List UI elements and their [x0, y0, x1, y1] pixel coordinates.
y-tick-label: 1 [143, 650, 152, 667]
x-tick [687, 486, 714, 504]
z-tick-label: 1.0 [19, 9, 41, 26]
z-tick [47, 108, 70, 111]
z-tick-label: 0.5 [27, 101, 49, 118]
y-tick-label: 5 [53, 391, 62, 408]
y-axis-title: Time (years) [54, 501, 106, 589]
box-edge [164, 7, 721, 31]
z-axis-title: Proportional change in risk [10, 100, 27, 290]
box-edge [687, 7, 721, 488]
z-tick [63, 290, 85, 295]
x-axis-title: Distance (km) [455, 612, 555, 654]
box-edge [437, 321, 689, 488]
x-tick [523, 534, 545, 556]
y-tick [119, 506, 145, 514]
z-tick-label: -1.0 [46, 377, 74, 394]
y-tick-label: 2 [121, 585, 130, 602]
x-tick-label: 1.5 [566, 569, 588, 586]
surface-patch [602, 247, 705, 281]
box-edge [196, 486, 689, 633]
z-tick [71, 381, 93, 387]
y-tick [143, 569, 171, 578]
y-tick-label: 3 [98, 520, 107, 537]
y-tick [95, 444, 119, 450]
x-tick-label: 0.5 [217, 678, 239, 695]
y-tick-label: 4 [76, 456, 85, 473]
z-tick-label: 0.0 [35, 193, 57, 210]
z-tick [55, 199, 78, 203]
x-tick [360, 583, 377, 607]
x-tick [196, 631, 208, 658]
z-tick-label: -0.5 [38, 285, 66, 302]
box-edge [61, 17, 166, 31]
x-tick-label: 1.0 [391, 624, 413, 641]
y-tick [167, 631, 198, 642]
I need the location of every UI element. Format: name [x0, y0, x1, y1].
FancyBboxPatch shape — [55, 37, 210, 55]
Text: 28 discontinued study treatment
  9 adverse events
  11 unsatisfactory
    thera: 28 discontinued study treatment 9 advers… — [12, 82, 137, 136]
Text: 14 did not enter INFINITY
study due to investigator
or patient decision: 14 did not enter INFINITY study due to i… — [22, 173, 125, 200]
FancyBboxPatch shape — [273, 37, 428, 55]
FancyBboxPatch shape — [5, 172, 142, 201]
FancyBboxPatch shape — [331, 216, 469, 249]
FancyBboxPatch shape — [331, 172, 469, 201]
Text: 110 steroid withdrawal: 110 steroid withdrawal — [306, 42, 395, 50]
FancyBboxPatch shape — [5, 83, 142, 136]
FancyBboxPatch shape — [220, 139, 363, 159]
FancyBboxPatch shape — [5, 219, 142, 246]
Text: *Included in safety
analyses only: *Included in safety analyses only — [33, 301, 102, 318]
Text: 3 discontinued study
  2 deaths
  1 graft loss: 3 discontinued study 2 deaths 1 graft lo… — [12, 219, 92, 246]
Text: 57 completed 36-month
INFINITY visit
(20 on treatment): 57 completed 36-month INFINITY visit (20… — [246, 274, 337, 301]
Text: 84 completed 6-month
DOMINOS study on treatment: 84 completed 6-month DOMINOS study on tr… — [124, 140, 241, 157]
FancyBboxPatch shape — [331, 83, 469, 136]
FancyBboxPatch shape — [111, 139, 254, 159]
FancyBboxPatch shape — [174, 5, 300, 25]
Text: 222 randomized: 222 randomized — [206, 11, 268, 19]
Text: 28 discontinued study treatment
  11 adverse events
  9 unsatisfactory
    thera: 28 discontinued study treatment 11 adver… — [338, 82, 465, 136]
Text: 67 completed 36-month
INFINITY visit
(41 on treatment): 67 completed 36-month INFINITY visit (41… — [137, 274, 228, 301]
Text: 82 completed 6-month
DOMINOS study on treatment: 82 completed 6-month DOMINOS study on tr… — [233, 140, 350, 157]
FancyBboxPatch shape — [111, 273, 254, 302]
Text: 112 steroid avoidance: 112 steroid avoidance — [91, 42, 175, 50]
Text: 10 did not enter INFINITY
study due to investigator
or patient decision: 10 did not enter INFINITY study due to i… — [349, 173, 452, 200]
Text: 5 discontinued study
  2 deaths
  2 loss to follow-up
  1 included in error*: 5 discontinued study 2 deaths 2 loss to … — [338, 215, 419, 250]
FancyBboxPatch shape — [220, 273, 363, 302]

[PROBLEM TO WORK ON] Reproduce the listing from its start through the line containing "y-tick [119, 506, 145, 514]", swapping each "box-edge" for "panel-edge" and leaving everything else as it is.

[REPLY TO THE EXERCISE]
List UI elements and their [x0, y0, x1, y1] pixel coordinates.
y-tick-label: 1 [143, 650, 152, 667]
x-tick [687, 486, 714, 504]
z-tick-label: 1.0 [19, 9, 41, 26]
z-tick [47, 108, 70, 111]
z-tick-label: 0.5 [27, 101, 49, 118]
y-tick-label: 5 [53, 391, 62, 408]
y-axis-title: Time (years) [54, 501, 106, 589]
panel-edge [164, 7, 721, 31]
z-axis-title: Proportional change in risk [10, 100, 27, 290]
panel-edge [687, 7, 721, 488]
z-tick [63, 290, 85, 295]
x-axis-title: Distance (km) [455, 612, 555, 654]
panel-edge [437, 321, 689, 488]
x-tick [523, 534, 545, 556]
y-tick [119, 506, 145, 514]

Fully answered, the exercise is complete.